• **BRIEF**
Please count the lines below that contain the word "龙角场镇吴家丫口", and reply with that number alone.

[Data entries]
- - - - - - -
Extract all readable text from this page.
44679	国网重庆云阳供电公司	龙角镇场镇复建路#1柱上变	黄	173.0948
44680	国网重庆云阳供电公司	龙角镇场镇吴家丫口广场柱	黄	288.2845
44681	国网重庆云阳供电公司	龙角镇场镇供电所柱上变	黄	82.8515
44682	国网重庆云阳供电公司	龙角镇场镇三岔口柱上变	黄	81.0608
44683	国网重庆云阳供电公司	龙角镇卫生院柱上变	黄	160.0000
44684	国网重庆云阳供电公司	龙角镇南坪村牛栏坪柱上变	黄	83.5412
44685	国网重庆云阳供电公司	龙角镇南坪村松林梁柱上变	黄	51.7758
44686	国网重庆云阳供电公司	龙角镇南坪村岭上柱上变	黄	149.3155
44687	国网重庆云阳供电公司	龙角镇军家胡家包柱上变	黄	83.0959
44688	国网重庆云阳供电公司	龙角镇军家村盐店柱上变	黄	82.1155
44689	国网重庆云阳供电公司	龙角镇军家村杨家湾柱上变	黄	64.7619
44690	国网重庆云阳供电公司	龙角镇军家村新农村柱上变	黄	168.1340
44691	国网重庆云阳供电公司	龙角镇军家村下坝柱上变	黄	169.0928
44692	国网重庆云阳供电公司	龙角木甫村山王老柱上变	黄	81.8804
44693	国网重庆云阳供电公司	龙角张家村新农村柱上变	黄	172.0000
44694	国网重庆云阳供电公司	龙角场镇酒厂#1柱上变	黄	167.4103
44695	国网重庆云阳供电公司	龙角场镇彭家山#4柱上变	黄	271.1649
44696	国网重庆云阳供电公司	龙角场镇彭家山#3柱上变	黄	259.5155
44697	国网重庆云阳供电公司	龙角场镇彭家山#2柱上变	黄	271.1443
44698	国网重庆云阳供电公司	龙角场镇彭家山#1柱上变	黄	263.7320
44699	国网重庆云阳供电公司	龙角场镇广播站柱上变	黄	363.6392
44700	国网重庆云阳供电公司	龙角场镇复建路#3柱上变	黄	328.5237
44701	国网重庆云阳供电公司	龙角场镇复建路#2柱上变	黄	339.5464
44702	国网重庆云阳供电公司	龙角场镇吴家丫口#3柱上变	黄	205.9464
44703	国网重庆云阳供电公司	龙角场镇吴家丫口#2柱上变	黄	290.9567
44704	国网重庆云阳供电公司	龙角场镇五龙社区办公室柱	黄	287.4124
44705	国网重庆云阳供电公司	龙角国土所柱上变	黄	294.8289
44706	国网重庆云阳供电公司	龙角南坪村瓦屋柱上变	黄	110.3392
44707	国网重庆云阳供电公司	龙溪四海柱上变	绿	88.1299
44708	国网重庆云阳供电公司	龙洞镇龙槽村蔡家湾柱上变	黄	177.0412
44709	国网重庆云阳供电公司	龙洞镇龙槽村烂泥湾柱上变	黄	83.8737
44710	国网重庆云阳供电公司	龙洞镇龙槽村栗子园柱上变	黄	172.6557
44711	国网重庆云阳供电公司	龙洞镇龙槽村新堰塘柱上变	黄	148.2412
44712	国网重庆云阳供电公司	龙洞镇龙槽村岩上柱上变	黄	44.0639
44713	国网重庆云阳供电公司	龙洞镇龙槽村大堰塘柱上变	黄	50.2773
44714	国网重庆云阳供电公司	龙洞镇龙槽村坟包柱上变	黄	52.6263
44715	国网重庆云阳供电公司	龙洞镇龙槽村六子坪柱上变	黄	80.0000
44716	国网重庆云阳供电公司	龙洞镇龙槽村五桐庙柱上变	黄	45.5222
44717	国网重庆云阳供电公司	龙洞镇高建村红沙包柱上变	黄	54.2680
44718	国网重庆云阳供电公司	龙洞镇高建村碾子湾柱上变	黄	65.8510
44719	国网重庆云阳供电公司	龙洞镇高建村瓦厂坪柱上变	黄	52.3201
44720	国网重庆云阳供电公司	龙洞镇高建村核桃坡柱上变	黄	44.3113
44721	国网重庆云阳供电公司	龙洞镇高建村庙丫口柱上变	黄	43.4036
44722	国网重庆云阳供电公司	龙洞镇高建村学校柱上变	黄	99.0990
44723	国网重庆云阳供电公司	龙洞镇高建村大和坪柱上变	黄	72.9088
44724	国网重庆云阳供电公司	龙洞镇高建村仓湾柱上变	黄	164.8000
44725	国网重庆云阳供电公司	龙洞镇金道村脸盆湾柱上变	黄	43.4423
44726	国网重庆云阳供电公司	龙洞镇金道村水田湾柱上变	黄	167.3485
- - - - - - -
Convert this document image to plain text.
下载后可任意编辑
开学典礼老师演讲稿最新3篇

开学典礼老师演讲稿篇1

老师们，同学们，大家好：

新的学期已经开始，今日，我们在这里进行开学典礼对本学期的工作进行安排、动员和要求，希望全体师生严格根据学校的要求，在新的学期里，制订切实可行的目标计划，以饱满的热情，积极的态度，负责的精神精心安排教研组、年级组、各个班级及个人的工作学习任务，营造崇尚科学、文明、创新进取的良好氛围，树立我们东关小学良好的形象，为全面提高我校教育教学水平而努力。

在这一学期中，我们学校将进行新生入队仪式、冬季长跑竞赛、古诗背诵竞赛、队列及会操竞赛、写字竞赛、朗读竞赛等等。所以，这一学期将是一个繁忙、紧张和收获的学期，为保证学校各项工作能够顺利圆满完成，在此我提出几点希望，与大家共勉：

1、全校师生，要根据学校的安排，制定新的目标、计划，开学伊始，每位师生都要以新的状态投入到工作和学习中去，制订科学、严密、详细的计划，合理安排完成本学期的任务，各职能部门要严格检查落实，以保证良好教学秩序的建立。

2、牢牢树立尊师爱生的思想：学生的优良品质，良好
- - - - - - -
• **RESPONSE TO THIS TASK**
2